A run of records
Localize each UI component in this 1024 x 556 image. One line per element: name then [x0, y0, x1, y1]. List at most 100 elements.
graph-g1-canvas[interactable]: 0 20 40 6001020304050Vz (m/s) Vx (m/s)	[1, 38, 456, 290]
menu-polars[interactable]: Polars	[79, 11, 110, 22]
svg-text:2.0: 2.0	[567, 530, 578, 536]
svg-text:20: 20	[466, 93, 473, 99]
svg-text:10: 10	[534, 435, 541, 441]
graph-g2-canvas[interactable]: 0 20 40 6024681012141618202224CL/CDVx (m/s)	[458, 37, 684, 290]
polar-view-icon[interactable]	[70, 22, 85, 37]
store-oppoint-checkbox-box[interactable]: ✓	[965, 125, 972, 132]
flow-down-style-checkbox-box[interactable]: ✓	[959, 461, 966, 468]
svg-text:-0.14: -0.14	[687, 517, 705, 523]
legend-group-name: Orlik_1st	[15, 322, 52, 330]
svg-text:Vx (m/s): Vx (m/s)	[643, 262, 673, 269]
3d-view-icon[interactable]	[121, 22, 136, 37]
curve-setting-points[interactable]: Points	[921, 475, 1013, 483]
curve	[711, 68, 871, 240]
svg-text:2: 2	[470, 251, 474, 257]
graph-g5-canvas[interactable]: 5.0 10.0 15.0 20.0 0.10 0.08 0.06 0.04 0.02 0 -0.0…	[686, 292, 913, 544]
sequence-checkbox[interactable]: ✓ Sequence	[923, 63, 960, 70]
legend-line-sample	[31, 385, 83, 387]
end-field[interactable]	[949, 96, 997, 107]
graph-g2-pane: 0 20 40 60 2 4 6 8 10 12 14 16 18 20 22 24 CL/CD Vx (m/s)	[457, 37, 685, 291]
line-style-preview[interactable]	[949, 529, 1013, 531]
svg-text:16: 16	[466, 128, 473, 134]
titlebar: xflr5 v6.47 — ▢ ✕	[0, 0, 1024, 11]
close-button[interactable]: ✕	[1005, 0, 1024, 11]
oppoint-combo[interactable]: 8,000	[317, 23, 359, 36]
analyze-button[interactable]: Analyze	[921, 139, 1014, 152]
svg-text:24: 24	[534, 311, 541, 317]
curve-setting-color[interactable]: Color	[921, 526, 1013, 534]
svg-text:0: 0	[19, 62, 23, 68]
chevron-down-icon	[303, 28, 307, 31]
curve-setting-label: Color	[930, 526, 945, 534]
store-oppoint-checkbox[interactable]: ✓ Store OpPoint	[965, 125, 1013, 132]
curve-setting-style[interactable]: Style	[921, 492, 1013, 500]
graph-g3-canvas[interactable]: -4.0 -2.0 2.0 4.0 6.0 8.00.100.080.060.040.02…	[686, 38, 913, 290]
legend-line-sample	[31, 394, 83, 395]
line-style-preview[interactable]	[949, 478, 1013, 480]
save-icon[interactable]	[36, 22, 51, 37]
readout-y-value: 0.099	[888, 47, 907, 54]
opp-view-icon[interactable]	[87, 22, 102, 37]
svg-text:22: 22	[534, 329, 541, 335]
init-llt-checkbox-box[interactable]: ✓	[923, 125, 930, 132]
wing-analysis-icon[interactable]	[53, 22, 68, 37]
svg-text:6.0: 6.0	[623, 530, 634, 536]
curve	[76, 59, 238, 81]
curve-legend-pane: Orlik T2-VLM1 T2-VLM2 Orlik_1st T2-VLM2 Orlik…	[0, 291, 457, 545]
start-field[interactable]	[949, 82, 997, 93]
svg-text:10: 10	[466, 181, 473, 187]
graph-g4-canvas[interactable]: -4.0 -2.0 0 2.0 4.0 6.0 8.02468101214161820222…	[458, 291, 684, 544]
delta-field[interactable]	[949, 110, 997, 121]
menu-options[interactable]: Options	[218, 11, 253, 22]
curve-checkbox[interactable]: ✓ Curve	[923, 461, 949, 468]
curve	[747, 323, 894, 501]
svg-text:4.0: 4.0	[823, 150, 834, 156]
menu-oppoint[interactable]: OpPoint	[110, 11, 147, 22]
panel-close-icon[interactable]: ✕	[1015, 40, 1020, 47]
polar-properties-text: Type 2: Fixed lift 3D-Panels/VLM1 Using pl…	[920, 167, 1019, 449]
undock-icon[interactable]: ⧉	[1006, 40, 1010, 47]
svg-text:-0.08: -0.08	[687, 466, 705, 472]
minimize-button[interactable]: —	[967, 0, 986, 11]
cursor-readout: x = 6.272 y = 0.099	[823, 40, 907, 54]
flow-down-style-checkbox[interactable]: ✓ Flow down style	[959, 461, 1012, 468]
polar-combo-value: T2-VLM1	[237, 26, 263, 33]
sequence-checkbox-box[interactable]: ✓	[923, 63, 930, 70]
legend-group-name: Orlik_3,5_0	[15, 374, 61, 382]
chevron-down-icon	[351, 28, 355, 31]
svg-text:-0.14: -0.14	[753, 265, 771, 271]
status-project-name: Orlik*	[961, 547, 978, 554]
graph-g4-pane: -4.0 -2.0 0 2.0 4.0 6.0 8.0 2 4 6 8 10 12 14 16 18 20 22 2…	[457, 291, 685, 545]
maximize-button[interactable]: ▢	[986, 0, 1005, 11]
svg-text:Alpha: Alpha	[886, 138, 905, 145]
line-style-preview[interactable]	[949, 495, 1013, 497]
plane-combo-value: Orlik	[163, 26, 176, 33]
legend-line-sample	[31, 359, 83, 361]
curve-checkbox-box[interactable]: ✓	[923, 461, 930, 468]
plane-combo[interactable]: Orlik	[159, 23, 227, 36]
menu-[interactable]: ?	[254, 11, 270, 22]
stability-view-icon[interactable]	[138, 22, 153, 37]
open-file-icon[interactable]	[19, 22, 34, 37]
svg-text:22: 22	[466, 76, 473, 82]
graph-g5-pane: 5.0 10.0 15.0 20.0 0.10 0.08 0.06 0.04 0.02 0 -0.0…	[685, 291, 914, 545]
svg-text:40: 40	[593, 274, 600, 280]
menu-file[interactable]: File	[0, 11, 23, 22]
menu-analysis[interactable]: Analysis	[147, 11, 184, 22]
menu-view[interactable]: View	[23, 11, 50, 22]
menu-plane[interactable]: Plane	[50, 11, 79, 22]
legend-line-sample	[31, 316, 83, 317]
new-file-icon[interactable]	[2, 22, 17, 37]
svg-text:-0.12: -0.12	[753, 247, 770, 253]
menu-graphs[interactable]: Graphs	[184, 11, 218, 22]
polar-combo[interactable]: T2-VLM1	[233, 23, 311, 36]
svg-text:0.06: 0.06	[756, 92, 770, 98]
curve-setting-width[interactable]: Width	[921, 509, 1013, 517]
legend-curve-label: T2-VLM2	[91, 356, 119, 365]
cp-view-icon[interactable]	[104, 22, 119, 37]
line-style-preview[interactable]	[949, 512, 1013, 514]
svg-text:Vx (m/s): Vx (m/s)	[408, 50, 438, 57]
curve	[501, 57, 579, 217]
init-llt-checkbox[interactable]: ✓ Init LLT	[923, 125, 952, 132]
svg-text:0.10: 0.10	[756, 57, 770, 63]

▶ YOUR INSTRUCTIONS:
Please give every line of the entries above as a Markdown table with the columns Row and Entry line, numbering each line and leaving out any blank lines.

▶ ANSWER BELOW:
| Row | Entry line |
|---|---|
| 1 | Localize each UI component in this 1024 x 556 image. One line per element: name then [x0, y0, x1, y1]. List at most 100 elements. |
| 2 | graph-g1-canvas[interactable]: 0 20 40 6001020304050Vz (m/s) Vx (m/s)	[1, 38, 456, 290] |
| 3 | menu-polars[interactable]: Polars	[79, 11, 110, 22] |
| 4 | svg-text:2.0: 2.0	[567, 530, 578, 536] |
| 5 | svg-text:20: 20	[466, 93, 473, 99] |
| 6 | svg-text:10: 10	[534, 435, 541, 441] |
| 7 | graph-g2-canvas[interactable]: 0 20 40 6024681012141618202224CL/CDVx (m/s)	[458, 37, 684, 290] |
| 8 | polar-view-icon[interactable]	[70, 22, 85, 37] |
| 9 | store-oppoint-checkbox-box[interactable]: ✓	[965, 125, 972, 132] |
| 10 | flow-down-style-checkbox-box[interactable]: ✓	[959, 461, 966, 468] |
| 11 | svg-text:-0.14: -0.14	[687, 517, 705, 523] |
| 12 | legend-group-name: Orlik_1st	[15, 322, 52, 330] |
| 13 | svg-text:Vx (m/s): Vx (m/s)	[643, 262, 673, 269] |
| 14 | 3d-view-icon[interactable]	[121, 22, 136, 37] |
| 15 | curve-setting-points[interactable]: Points	[921, 475, 1013, 483] |
| 16 | curve	[711, 68, 871, 240] |
| 17 | svg-text:2: 2	[470, 251, 474, 257] |
| 18 | graph-g5-canvas[interactable]: 5.0 10.0 15.0 20.0 0.10 0.08 0.06 0.04 0.02 0 -0.0…	[686, 292, 913, 544] |
| 19 | sequence-checkbox[interactable]: ✓ Sequence	[923, 63, 960, 70] |
| 20 | legend-line-sample	[31, 385, 83, 387] |
| 21 | end-field[interactable]	[949, 96, 997, 107] |
| 22 | graph-g2-pane: 0 20 40 60 2 4 6 8 10 12 14 16 18 20 22 24 CL/CD Vx (m/s)	[457, 37, 685, 291] |
| 23 | line-style-preview[interactable]	[949, 529, 1013, 531] |
| 24 | svg-text:16: 16	[466, 128, 473, 134] |
| 25 | titlebar: xflr5 v6.47 — ▢ ✕	[0, 0, 1024, 11] |
| 26 | close-button[interactable]: ✕	[1005, 0, 1024, 11] |
| 27 | oppoint-combo[interactable]: 8,000	[317, 23, 359, 36] |
| 28 | analyze-button[interactable]: Analyze	[921, 139, 1014, 152] |
| 29 | svg-text:24: 24	[534, 311, 541, 317] |
| 30 | curve-setting-color[interactable]: Color	[921, 526, 1013, 534] |
| 31 | svg-text:0: 0	[19, 62, 23, 68] |
| 32 | chevron-down-icon	[303, 28, 307, 31] |
| 33 | curve-setting-label: Color	[930, 526, 945, 534] |
| 34 | store-oppoint-checkbox[interactable]: ✓ Store OpPoint	[965, 125, 1013, 132] |
| 35 | curve-setting-style[interactable]: Style	[921, 492, 1013, 500] |
| 36 | graph-g3-canvas[interactable]: -4.0 -2.0 2.0 4.0 6.0 8.00.100.080.060.040.02…	[686, 38, 913, 290] |
| 37 | legend-line-sample	[31, 394, 83, 395] |
| 38 | line-style-preview[interactable]	[949, 478, 1013, 480] |
| 39 | save-icon[interactable]	[36, 22, 51, 37] |
| 40 | readout-y-value: 0.099	[888, 47, 907, 54] |
| 41 | opp-view-icon[interactable]	[87, 22, 102, 37] |
| 42 | svg-text:22: 22	[534, 329, 541, 335] |
| 43 | init-llt-checkbox-box[interactable]: ✓	[923, 125, 930, 132] |
| 44 | wing-analysis-icon[interactable]	[53, 22, 68, 37] |
| 45 | svg-text:6.0: 6.0	[623, 530, 634, 536] |
| 46 | curve	[76, 59, 238, 81] |
| 47 | curve-legend-pane: Orlik T2-VLM1 T2-VLM2 Orlik_1st T2-VLM2 Orlik…	[0, 291, 457, 545] |
| 48 | start-field[interactable]	[949, 82, 997, 93] |
| 49 | svg-text:10: 10	[466, 181, 473, 187] |
| 50 | graph-g4-canvas[interactable]: -4.0 -2.0 0 2.0 4.0 6.0 8.02468101214161820222…	[458, 291, 684, 544] |
| 51 | delta-field[interactable]	[949, 110, 997, 121] |
| 52 | menu-options[interactable]: Options	[218, 11, 253, 22] |
| 53 | curve-checkbox[interactable]: ✓ Curve	[923, 461, 949, 468] |
| 54 | curve	[747, 323, 894, 501] |
| 55 | svg-text:4.0: 4.0	[823, 150, 834, 156] |
| 56 | menu-oppoint[interactable]: OpPoint	[110, 11, 147, 22] |
| 57 | panel-close-icon[interactable]: ✕	[1015, 40, 1020, 47] |
| 58 | polar-properties-text: Type 2: Fixed lift 3D-Panels/VLM1 Using pl…	[920, 167, 1019, 449] |
| 59 | undock-icon[interactable]: ⧉	[1006, 40, 1010, 47] |
| 60 | svg-text:-0.08: -0.08	[687, 466, 705, 472] |
| 61 | minimize-button[interactable]: —	[967, 0, 986, 11] |
| 62 | cursor-readout: x = 6.272 y = 0.099	[823, 40, 907, 54] |
| 63 | flow-down-style-checkbox[interactable]: ✓ Flow down style	[959, 461, 1012, 468] |
| 64 | polar-combo-value: T2-VLM1	[237, 26, 263, 33] |
| 65 | sequence-checkbox-box[interactable]: ✓	[923, 63, 930, 70] |
| 66 | legend-group-name: Orlik_3,5_0	[15, 374, 61, 382] |
| 67 | chevron-down-icon	[351, 28, 355, 31] |
| 68 | svg-text:-0.14: -0.14	[753, 265, 771, 271] |
| 69 | status-project-name: Orlik*	[961, 547, 978, 554] |
| 70 | graph-g4-pane: -4.0 -2.0 0 2.0 4.0 6.0 8.0 2 4 6 8 10 12 14 16 18 20 22 2…	[457, 291, 685, 545] |
| 71 | maximize-button[interactable]: ▢	[986, 0, 1005, 11] |
| 72 | svg-text:Alpha: Alpha	[886, 138, 905, 145] |
| 73 | line-style-preview[interactable]	[949, 495, 1013, 497] |
| 74 | plane-combo-value: Orlik	[163, 26, 176, 33] |
| 75 | legend-line-sample	[31, 359, 83, 361] |
| 76 | curve-checkbox-box[interactable]: ✓	[923, 461, 930, 468] |
| 77 | plane-combo[interactable]: Orlik	[159, 23, 227, 36] |
| 78 | menu-[interactable]: ?	[254, 11, 270, 22] |
| 79 | stability-view-icon[interactable]	[138, 22, 153, 37] |
| 80 | open-file-icon[interactable]	[19, 22, 34, 37] |
| 81 | svg-text:22: 22	[466, 76, 473, 82] |
| 82 | graph-g5-pane: 5.0 10.0 15.0 20.0 0.10 0.08 0.06 0.04 0.02 0 -0.0…	[685, 291, 914, 545] |
| 83 | svg-text:40: 40	[593, 274, 600, 280] |
| 84 | menu-file[interactable]: File	[0, 11, 23, 22] |
| 85 | menu-analysis[interactable]: Analysis	[147, 11, 184, 22] |
| 86 | menu-view[interactable]: View	[23, 11, 50, 22] |
| 87 | menu-plane[interactable]: Plane	[50, 11, 79, 22] |
| 88 | legend-line-sample	[31, 316, 83, 317] |
| 89 | new-file-icon[interactable]	[2, 22, 17, 37] |
| 90 | svg-text:-0.12: -0.12	[753, 247, 770, 253] |
| 91 | menu-graphs[interactable]: Graphs	[184, 11, 218, 22] |
| 92 | polar-combo[interactable]: T2-VLM1	[233, 23, 311, 36] |
| 93 | svg-text:0.06: 0.06	[756, 92, 770, 98] |
| 94 | curve-setting-width[interactable]: Width	[921, 509, 1013, 517] |
| 95 | legend-curve-label: T2-VLM2	[91, 356, 119, 365] |
| 96 | cp-view-icon[interactable]	[104, 22, 119, 37] |
| 97 | line-style-preview[interactable]	[949, 512, 1013, 514] |
| 98 | svg-text:Vx (m/s): Vx (m/s)	[408, 50, 438, 57] |
| 99 | curve	[501, 57, 579, 217] |
| 100 | init-llt-checkbox[interactable]: ✓ Init LLT	[923, 125, 952, 132] |
| 101 | svg-text:0.10: 0.10	[756, 57, 770, 63] |